> [EXERCISE INSTRUCTIONS]:
Find all lines in the records that include the word "change", and copy them out.

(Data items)
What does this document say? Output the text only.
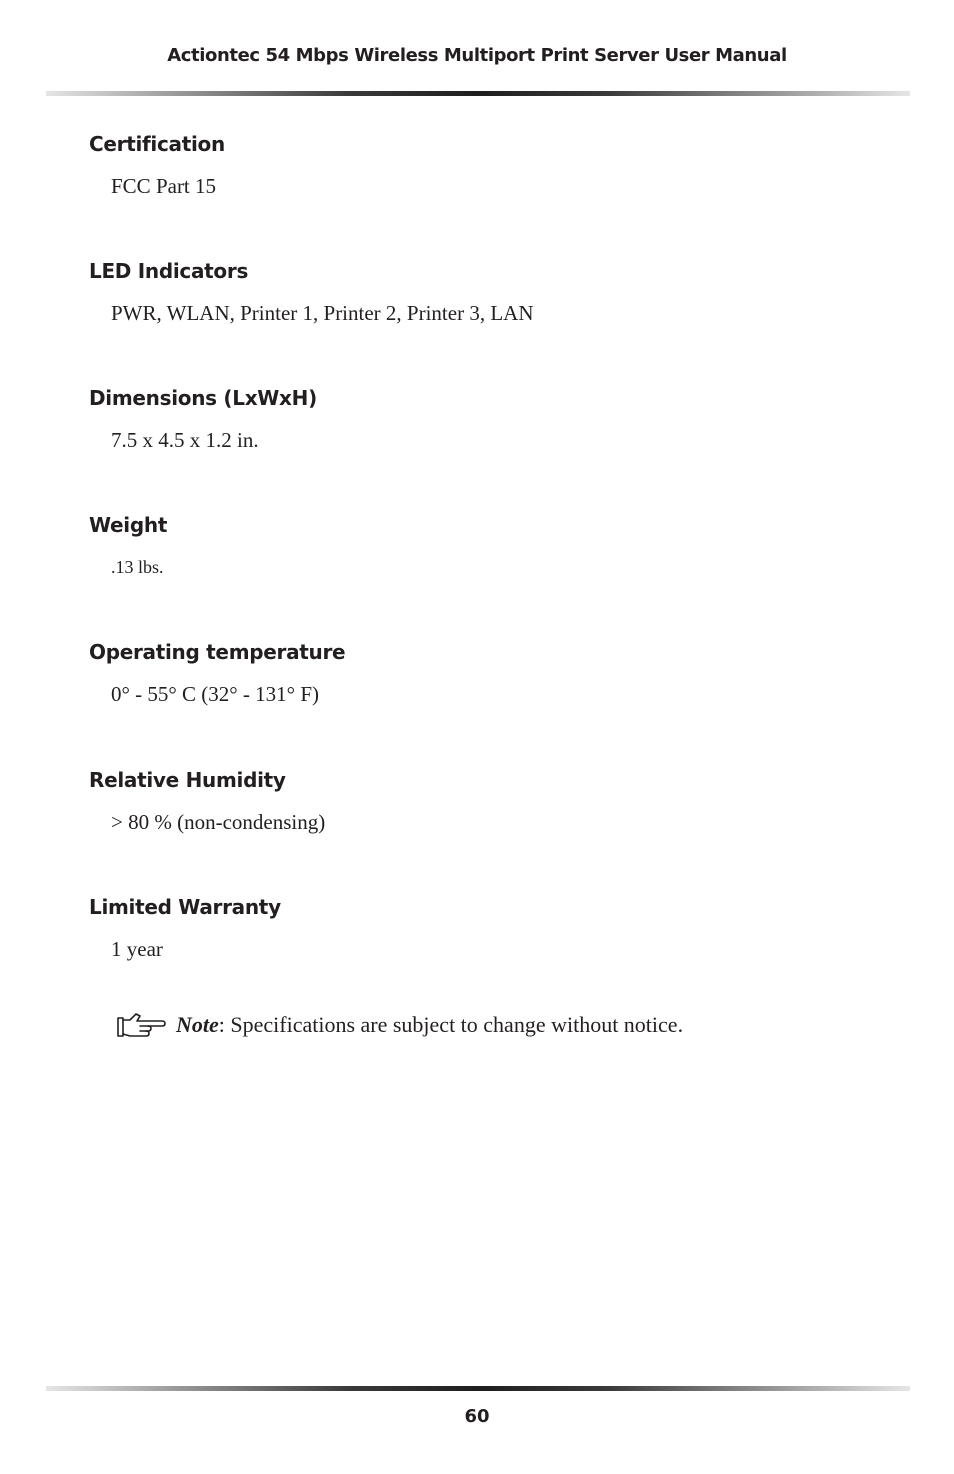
Actiontec 54 Mbps Wireless Multiport Print Server User Manual

Certification

FCC Part 15

LED Indicators

PWR, WLAN, Printer 1, Printer 2, Printer 3, LAN

Dimensions (LxWxH)

7.5 x 4.5 x 1.2 in.

Weight

.13 lbs.

Operating temperature

0° - 55° C (32° - 131° F)

Relative Humidity

> 80 % (non-condensing)

Limited Warranty

1 year

Note: Specifications are subject to change without notice.
60
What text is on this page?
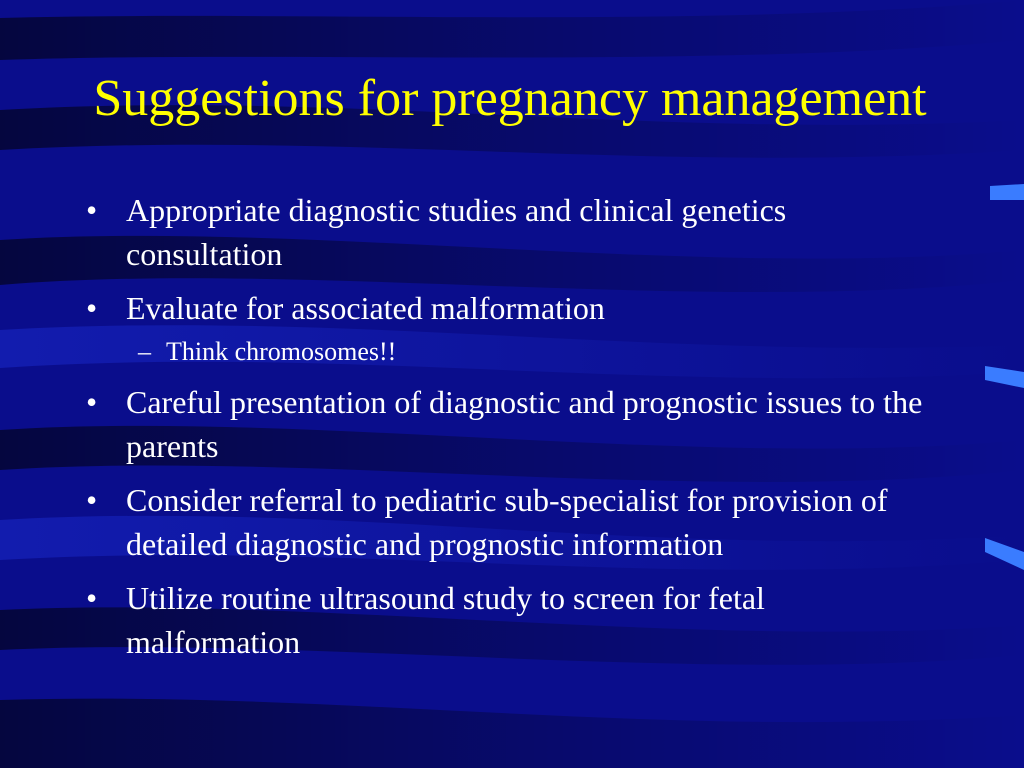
Suggestions for pregnancy management
• Appropriate diagnostic studies and clinical genetics consultation
• Evaluate for associated malformation
– Think chromosomes!!
• Careful presentation of diagnostic and prognostic issues to the parents
• Consider referral to pediatric sub-specialist for provision of detailed diagnostic and prognostic information
• Utilize routine ultrasound study to screen for fetal malformation
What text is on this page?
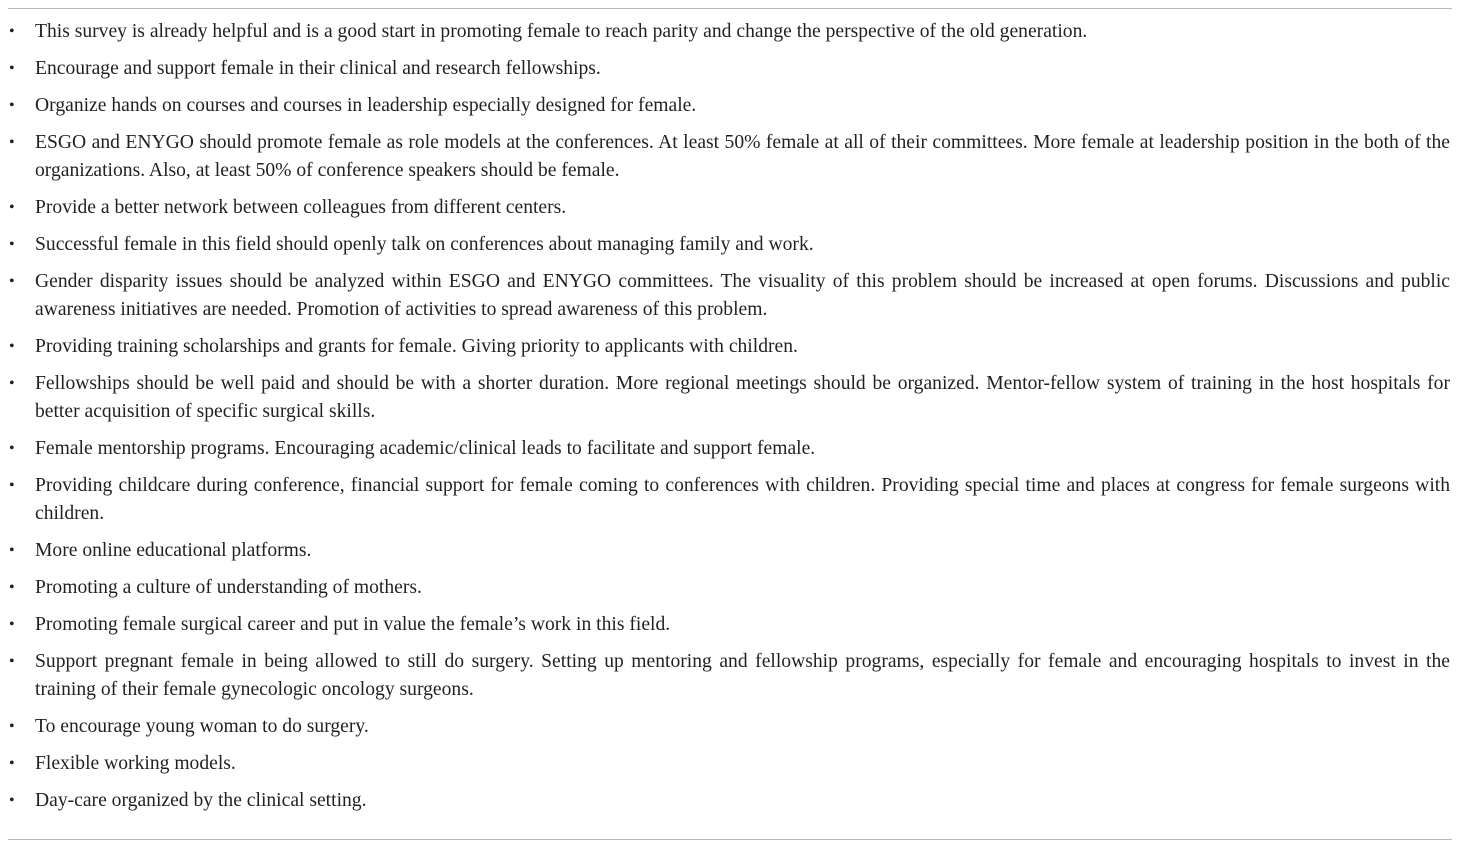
• This survey is already helpful and is a good start in promoting female to reach parity and change the perspective of the old generation.
• Encourage and support female in their clinical and research fellowships.
• Organize hands on courses and courses in leadership especially designed for female.
• ESGO and ENYGO should promote female as role models at the conferences. At least 50% female at all of their committees. More female at leadership position in the both of the organizations. Also, at least 50% of conference speakers should be female.
• Provide a better network between colleagues from different centers.
• Successful female in this field should openly talk on conferences about managing family and work.
• Gender disparity issues should be analyzed within ESGO and ENYGO committees. The visuality of this problem should be increased at open forums. Discussions and public awareness initiatives are needed. Promotion of activities to spread awareness of this problem.
• Providing training scholarships and grants for female. Giving priority to applicants with children.
• Fellowships should be well paid and should be with a shorter duration. More regional meetings should be organized. Mentor-fellow system of training in the host hospitals for better acquisition of specific surgical skills.
• Female mentorship programs. Encouraging academic/clinical leads to facilitate and support female.
• Providing childcare during conference, financial support for female coming to conferences with children. Providing special time and places at congress for female surgeons with children.
• More online educational platforms.
• Promoting a culture of understanding of mothers.
• Promoting female surgical career and put in value the female’s work in this field.
• Support pregnant female in being allowed to still do surgery. Setting up mentoring and fellowship programs, especially for female and encouraging hospitals to invest in the training of their female gynecologic oncology surgeons.
• To encourage young woman to do surgery.
• Flexible working models.
• Day-care organized by the clinical setting.
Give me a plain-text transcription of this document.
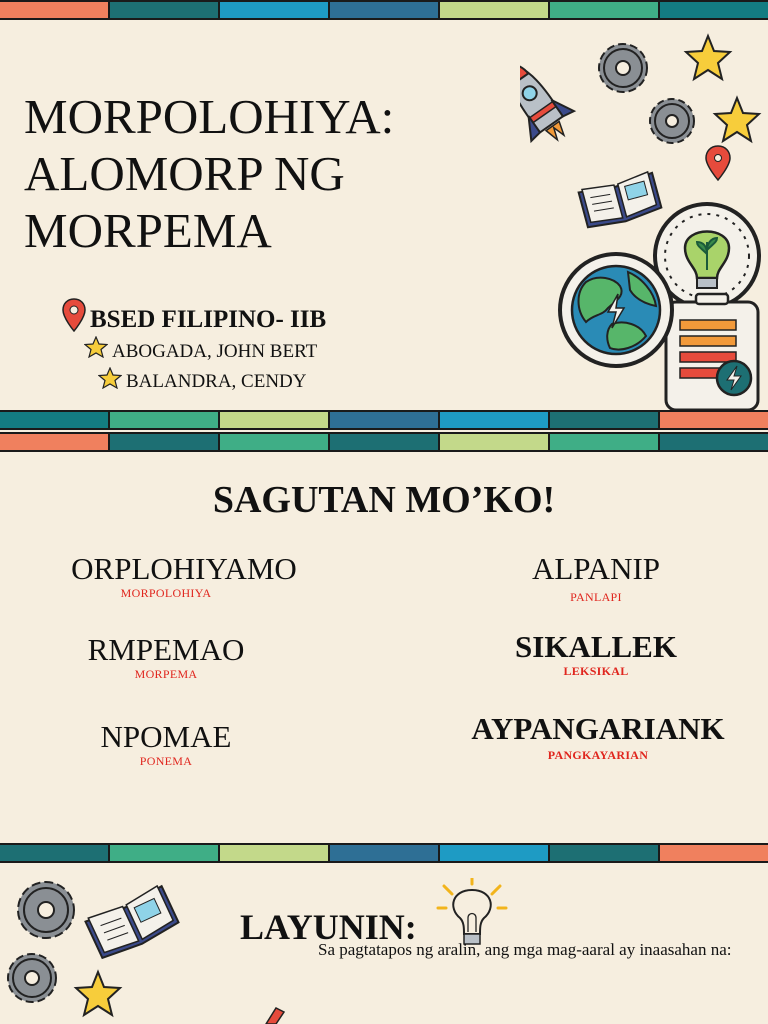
MORPOLOHIYA:
ALOMORP NG
MORPEMA
BSED FILIPINO- IIB
ABOGADA, JOHN BERT
BALANDRA, CENDY
SAGUTAN MO’KO!
ORPLOHIYAMO
MORPOLOHIYA
ALPANIP
PANLAPI
RMPEMAO
MORPEMA
SIKALLEK
LEKSIKAL
NPOMAE
PONEMA
AYPANGARIANK
PANGKAYARIAN
LAYUNIN:
Sa pagtatapos ng aralin, ang mga mag-aaral ay inaasahan na:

> [TASK SOLUTION]:
Note: Specifications are subject to change without notice.
• This survey is already helpful and is a good start in promoting female to reach parity and change the perspective of the old generation.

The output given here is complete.